● **EXTRACT TO READ**:
= Beginning of Section =

Film Review: BAD REPUTATION (USA 2018) ****

Bad Reputation Poster

Documentary about rock star Joan Jett.


Kevin Kerslake


Joel Marcus

BAD REPUTATION is a very appropriate title for the comprehensive documentary of Joan Jett of her former band the Runaways.  For one it is the title of a famous Joan Jett song and it is also the reputation that precedes girl rocker Joan Jett.

Director Kerslake makes the film more relevant by centring on the persecution the band faced being an all girl band.  When they fist performed, they were praised, but when they posed a challenge going on tour and cutting records, they were then called sluts.  Jett tackles the problem head on, talking about it.  She says Britain and Japan were more acceptable than the United States.  During interviews, she was always asked about the sex thing and she had to make sure it was always about the music.

They (The Runaways) initially toured and got no money.  They had to ask for food hamburger money.  Jett said that only in Japan were they starting to get paid. 

What makes this doc unique is the way it traces Jett’s maturity as a rock and roller.  When the Runaways started, they were 5 teenage girls, taking drugs and making songs.  Jett was initially shy but graduated to lead singer first performing as lead singer in London.  Jett also almost died from a heart infection while on tour. Her broken heart (from keeping the band together) ironically became literal.  And when the band broke up, no one really cared.  One has to give credit to a person who hung out with people like Sid Vicious and Nancy who died but she survived.

= End of Section =

● **LISTED ENTRIES**:
= Beginning of Section =

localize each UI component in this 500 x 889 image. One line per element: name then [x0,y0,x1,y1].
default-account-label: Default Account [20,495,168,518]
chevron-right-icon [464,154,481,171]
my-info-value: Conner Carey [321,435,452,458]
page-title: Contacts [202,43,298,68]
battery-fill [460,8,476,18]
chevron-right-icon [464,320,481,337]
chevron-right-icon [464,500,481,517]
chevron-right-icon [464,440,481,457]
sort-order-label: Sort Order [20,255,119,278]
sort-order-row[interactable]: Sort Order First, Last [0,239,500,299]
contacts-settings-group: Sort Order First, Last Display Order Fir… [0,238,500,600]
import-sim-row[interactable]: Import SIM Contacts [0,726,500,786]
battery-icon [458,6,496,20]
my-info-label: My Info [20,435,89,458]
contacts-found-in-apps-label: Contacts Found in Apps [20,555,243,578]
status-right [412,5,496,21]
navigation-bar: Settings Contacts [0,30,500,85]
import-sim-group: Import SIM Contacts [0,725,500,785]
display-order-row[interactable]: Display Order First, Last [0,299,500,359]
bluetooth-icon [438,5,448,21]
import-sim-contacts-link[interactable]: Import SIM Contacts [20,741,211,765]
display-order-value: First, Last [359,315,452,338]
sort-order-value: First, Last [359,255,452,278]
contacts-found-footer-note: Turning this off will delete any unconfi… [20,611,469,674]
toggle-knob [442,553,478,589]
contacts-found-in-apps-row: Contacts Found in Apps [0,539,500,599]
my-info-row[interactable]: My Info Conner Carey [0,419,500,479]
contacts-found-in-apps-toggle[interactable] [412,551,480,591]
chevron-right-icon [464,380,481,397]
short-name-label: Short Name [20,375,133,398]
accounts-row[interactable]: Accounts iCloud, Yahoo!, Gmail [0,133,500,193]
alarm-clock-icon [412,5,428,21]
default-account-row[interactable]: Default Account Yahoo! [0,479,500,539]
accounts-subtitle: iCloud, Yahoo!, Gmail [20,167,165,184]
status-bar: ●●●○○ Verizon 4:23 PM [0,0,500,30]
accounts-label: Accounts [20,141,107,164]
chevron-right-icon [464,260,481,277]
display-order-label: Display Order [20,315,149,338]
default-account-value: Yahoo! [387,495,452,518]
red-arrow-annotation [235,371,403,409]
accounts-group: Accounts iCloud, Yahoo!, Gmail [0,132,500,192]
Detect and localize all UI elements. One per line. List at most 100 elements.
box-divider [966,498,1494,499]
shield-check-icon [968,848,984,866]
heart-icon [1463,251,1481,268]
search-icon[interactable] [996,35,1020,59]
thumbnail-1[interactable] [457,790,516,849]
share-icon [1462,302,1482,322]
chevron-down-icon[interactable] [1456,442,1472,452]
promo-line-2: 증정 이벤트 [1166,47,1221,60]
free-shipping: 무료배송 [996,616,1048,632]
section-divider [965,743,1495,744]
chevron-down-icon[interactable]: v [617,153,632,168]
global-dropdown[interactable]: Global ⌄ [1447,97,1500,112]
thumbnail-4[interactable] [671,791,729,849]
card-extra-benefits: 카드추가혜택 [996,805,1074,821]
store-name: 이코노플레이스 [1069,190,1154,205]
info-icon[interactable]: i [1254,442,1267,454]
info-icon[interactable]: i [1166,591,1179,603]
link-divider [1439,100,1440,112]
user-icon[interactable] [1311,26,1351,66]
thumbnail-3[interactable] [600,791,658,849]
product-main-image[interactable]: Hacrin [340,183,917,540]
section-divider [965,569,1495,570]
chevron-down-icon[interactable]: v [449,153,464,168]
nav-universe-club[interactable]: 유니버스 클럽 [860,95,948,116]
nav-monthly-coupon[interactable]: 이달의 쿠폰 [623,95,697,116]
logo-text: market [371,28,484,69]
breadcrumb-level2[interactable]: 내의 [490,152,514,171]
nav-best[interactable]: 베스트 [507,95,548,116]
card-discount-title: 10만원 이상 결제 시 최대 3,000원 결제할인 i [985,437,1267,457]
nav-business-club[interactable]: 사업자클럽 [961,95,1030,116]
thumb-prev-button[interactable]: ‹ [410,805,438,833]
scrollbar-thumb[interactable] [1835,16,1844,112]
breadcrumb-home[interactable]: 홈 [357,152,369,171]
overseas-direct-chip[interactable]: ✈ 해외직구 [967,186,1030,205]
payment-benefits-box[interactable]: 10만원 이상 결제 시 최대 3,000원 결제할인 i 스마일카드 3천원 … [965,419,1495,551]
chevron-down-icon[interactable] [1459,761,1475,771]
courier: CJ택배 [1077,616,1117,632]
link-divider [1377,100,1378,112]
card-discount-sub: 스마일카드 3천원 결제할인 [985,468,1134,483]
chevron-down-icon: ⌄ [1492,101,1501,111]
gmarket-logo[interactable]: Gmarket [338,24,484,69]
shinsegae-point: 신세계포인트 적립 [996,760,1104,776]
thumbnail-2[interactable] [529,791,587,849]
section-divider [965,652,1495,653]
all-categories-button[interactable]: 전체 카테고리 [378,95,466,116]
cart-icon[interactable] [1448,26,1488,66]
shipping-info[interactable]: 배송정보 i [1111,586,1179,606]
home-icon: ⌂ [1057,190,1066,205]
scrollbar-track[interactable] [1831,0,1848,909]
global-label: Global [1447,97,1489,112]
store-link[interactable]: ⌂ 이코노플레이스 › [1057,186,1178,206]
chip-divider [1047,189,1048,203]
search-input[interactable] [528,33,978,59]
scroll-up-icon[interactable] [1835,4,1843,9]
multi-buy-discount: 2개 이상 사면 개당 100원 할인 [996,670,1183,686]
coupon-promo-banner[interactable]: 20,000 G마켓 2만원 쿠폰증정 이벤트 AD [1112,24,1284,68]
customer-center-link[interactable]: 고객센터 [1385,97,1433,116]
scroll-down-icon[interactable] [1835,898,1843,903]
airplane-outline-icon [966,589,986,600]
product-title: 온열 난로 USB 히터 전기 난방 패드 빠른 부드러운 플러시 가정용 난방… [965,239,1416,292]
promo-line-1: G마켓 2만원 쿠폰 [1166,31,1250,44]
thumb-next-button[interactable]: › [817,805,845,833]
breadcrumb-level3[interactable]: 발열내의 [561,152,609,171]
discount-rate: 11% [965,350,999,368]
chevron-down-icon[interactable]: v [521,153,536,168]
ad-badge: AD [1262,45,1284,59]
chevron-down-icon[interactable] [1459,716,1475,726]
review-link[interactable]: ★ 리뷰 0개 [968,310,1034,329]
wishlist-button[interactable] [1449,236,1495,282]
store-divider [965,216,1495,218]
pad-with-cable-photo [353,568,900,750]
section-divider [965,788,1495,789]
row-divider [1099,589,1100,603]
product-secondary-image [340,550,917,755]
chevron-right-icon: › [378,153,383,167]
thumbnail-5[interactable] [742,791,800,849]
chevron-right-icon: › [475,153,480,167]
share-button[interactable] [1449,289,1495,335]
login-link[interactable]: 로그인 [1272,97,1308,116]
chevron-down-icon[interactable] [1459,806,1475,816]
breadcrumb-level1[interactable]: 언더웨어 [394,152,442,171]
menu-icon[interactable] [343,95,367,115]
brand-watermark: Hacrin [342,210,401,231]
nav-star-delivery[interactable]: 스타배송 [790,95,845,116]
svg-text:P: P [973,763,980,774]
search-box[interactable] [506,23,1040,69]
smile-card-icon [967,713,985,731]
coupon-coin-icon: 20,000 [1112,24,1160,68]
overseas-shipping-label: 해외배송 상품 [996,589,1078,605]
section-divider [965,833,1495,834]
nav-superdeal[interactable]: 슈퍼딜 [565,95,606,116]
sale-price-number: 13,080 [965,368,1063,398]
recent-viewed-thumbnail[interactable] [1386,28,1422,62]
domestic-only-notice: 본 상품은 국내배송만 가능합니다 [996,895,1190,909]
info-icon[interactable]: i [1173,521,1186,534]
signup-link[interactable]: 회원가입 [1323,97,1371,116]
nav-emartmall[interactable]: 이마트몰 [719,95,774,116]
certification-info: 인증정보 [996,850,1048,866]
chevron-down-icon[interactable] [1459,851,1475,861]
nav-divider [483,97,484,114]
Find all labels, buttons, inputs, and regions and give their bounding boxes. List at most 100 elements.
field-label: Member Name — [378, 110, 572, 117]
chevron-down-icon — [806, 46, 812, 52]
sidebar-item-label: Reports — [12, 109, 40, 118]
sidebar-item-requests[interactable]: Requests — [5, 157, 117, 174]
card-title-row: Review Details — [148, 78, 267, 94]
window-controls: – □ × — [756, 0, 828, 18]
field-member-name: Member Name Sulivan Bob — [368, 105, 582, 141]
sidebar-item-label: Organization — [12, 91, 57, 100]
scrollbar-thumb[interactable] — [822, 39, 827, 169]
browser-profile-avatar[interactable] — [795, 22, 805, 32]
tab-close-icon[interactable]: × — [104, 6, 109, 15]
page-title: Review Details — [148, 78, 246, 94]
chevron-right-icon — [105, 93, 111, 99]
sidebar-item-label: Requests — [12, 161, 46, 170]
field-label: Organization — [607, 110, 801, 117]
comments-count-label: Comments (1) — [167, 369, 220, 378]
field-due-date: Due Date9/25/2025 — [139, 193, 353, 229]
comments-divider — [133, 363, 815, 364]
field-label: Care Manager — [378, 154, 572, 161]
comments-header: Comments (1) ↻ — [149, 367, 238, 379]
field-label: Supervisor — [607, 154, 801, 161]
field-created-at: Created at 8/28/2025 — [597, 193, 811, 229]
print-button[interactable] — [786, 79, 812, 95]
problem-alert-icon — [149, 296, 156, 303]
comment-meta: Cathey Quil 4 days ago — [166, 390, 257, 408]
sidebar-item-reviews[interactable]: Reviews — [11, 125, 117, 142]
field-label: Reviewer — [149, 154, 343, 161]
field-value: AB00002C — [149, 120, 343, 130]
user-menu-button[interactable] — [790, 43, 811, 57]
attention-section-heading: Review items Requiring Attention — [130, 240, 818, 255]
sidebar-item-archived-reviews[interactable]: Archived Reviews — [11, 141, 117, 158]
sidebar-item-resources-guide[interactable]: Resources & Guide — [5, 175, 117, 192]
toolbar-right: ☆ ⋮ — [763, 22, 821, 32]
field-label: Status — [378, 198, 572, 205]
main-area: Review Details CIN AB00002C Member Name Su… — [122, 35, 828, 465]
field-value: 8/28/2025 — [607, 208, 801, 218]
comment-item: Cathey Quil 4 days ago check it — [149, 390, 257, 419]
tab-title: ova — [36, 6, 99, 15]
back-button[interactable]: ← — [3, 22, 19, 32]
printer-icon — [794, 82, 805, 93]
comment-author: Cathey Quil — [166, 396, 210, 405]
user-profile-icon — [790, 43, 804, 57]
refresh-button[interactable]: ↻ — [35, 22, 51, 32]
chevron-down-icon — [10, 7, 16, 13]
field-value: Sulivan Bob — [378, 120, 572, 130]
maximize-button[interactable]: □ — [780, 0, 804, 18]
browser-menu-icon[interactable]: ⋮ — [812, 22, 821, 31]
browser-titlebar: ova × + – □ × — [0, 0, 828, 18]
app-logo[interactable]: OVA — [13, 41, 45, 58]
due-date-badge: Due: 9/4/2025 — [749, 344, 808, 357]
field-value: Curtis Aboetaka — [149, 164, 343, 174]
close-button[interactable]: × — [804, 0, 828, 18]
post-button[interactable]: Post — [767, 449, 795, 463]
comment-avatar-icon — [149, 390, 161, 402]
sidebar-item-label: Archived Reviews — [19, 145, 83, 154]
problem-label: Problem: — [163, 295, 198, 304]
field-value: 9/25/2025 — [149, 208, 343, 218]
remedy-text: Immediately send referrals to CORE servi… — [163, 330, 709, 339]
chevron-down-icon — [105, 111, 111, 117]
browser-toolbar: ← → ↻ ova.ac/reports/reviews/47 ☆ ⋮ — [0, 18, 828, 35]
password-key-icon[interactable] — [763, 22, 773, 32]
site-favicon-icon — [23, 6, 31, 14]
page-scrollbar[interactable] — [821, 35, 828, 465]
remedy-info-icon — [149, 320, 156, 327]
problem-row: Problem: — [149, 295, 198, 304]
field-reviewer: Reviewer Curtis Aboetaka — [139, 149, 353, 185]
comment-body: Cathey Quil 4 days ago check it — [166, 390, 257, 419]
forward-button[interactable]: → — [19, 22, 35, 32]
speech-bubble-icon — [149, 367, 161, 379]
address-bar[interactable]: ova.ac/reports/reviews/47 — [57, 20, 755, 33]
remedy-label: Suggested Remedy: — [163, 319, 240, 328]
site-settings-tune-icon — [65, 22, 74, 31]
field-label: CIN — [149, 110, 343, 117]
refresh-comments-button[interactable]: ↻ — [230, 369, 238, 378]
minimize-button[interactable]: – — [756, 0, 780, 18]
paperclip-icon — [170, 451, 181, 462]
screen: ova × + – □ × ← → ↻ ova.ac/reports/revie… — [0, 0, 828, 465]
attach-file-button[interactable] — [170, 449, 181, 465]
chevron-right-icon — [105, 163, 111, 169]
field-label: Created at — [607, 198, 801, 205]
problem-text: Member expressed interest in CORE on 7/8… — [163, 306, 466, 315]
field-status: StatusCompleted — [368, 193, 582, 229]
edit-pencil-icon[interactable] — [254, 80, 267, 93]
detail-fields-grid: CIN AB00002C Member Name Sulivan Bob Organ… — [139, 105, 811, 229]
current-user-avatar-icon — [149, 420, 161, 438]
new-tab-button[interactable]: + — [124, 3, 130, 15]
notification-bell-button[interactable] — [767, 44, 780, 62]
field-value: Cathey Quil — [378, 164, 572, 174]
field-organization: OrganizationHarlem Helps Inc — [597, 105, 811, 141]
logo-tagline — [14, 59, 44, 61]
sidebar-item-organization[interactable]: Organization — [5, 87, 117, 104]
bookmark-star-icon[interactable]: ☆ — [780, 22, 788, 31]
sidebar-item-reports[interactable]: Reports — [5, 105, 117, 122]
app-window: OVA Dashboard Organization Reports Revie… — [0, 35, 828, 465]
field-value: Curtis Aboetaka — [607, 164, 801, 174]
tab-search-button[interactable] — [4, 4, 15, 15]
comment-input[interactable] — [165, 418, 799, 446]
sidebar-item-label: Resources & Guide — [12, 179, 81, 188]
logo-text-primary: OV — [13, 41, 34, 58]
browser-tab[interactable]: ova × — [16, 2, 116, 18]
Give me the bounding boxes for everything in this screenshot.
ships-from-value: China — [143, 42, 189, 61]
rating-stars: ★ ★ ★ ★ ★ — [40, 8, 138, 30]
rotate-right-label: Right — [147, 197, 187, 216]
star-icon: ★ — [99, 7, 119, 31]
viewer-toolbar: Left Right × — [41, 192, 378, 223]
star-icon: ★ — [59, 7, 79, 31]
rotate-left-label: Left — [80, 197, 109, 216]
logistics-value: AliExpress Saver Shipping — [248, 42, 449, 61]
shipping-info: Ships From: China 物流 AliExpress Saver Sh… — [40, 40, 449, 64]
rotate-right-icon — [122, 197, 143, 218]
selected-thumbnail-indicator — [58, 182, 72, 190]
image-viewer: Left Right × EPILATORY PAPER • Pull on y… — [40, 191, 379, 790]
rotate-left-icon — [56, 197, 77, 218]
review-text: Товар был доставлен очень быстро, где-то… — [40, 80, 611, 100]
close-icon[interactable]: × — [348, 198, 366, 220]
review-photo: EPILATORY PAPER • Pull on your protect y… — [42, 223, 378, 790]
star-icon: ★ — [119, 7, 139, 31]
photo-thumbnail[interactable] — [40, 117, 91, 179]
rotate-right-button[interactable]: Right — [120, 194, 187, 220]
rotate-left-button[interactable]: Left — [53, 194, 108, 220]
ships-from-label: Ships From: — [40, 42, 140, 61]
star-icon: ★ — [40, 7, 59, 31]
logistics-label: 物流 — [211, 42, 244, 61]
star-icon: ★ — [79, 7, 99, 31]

= End of Section =

● **USING THE INFORMATION**:
1/ Reproduce the Bad Reputation review word for word, from "Kevin Kerslake" to "about the music.", inclusive.
2/ According to the Bad Reputation review, in which city did Jett first perform as lead singer?

● **EXPECTED OUTPUTS**:
1/
Kevin Kerslake


Joel Marcus

BAD REPUTATION is a very appropriate title for the comprehensive documentary of Joan Jett of her former band the Runaways.  For one it is the title of a famous Joan Jett song and it is also the reputation that precedes girl rocker Joan Jett.

Director Kerslake makes the film more relevant by centring on the persecution the band faced being an all girl band.  When they fist performed, they were praised, but when they posed a challenge going on tour and cutting records, they were then called sluts.  Jett tackles the problem head on, talking about it.  She says Britain and Japan were more acceptable than the United States.  During interviews, she was always asked about the sex thing and she had to make sure it was always about the music.

2/ London.